▶ **REQUIREMENT**
Copy out each line that has "style" in it.

## Start

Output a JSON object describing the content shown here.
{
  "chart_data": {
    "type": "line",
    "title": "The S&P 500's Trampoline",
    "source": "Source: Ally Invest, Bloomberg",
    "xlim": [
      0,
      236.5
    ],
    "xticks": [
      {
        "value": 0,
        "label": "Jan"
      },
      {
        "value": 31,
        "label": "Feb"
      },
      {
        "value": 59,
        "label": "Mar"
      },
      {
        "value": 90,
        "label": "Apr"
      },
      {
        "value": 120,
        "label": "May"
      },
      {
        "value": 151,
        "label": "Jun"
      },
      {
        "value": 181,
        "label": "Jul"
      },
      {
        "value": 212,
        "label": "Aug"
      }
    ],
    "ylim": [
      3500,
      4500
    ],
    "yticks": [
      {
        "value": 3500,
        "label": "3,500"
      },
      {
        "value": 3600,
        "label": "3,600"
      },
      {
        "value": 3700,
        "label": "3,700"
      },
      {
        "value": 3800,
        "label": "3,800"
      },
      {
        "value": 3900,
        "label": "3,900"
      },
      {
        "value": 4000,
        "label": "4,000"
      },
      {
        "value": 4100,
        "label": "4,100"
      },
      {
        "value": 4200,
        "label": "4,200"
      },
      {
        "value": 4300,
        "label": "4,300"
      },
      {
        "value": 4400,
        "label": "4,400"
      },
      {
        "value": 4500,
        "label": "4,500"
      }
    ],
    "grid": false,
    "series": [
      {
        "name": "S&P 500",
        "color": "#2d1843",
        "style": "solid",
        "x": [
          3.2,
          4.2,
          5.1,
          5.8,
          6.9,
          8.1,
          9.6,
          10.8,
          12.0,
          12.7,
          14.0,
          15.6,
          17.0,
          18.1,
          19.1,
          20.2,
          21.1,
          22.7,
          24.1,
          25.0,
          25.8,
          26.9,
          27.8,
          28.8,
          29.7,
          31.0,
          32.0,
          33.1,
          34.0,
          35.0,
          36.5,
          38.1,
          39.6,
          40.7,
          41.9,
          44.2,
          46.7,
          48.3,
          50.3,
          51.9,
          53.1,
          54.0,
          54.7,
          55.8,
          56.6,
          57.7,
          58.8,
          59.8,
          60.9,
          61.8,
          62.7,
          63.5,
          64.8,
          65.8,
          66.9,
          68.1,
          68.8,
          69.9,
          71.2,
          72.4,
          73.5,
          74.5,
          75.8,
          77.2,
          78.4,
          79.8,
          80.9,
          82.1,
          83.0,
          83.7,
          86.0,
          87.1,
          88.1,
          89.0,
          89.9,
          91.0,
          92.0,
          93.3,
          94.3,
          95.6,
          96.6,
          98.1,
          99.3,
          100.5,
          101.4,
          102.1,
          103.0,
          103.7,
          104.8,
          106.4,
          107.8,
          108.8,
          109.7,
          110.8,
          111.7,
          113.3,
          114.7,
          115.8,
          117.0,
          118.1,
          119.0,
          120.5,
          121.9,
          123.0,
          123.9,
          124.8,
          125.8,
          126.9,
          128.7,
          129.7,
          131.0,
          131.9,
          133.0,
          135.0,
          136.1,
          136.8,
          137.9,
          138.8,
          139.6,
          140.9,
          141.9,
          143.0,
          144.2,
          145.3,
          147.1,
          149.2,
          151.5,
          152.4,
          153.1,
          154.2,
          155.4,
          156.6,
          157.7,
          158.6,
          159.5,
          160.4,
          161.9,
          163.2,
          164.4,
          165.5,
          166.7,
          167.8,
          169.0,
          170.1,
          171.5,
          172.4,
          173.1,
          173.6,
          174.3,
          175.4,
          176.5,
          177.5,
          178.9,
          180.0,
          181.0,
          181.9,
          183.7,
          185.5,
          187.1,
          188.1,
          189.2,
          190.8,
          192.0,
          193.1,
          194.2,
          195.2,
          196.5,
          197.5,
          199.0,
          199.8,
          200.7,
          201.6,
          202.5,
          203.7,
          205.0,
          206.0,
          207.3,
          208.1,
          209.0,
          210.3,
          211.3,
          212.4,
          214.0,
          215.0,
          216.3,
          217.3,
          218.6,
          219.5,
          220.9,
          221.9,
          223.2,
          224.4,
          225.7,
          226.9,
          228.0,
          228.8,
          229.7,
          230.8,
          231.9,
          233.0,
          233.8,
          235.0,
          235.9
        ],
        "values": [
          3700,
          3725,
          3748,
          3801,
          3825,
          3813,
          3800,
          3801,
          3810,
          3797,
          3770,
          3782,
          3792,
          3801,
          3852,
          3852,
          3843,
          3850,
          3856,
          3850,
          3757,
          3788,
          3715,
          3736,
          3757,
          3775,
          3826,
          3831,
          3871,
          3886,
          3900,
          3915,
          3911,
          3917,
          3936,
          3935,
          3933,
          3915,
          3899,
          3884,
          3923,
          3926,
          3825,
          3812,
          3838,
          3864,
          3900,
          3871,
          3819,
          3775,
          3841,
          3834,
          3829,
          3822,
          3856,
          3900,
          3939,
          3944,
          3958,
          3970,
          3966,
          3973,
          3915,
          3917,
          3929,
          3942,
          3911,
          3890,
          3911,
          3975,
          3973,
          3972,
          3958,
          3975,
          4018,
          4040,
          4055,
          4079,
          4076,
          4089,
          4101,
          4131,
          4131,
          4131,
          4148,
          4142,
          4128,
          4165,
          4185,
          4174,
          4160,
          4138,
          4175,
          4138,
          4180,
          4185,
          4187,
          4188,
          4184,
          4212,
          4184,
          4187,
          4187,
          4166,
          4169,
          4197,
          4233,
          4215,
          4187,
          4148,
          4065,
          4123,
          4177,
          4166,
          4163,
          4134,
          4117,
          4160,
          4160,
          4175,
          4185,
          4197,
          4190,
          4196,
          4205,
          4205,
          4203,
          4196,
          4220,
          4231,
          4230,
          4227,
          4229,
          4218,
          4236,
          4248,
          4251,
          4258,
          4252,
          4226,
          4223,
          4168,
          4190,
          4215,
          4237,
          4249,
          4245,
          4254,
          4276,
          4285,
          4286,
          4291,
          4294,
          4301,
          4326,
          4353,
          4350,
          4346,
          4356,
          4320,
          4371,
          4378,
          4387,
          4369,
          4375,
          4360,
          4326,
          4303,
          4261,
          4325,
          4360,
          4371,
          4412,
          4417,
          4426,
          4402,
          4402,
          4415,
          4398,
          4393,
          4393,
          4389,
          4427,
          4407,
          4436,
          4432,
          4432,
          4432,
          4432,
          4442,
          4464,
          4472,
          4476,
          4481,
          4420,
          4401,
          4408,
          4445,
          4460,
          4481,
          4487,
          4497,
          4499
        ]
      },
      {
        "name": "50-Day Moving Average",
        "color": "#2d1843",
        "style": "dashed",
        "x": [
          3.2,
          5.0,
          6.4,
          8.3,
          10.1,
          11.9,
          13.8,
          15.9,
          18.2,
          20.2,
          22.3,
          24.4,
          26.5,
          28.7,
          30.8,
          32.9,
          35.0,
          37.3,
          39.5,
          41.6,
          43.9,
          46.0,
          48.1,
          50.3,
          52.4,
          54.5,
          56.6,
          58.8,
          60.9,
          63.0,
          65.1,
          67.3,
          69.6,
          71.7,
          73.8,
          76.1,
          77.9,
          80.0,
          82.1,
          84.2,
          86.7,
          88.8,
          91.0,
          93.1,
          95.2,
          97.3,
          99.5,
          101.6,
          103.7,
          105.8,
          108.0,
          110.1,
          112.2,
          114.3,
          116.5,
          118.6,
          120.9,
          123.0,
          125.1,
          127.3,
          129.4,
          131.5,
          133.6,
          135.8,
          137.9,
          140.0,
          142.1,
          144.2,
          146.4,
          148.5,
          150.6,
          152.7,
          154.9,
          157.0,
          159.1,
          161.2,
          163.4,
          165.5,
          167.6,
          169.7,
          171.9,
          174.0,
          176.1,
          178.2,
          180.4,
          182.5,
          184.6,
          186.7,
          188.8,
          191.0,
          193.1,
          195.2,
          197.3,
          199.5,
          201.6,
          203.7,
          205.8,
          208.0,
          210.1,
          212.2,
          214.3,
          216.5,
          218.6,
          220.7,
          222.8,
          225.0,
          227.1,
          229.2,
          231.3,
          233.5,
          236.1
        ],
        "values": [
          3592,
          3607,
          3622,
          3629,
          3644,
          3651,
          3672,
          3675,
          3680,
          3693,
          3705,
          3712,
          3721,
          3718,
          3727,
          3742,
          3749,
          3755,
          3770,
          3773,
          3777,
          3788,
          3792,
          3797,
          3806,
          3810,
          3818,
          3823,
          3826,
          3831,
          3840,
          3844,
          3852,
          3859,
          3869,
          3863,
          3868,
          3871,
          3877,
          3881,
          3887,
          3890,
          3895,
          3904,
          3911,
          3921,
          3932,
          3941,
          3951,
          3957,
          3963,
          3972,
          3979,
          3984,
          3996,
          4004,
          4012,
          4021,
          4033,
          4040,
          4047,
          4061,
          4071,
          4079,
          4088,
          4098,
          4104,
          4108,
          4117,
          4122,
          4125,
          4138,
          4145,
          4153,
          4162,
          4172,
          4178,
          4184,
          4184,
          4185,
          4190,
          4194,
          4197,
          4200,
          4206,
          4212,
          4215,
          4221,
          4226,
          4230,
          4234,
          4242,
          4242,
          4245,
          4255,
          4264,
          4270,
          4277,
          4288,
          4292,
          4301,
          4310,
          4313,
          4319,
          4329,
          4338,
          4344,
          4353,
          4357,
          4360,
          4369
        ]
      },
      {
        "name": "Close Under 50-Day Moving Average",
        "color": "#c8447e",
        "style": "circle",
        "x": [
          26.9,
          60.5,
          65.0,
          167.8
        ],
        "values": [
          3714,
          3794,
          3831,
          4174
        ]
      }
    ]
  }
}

## End

▶ **COMPLETED TASK**
        "style": "solid",
        "style": "dashed",
        "style": "circle",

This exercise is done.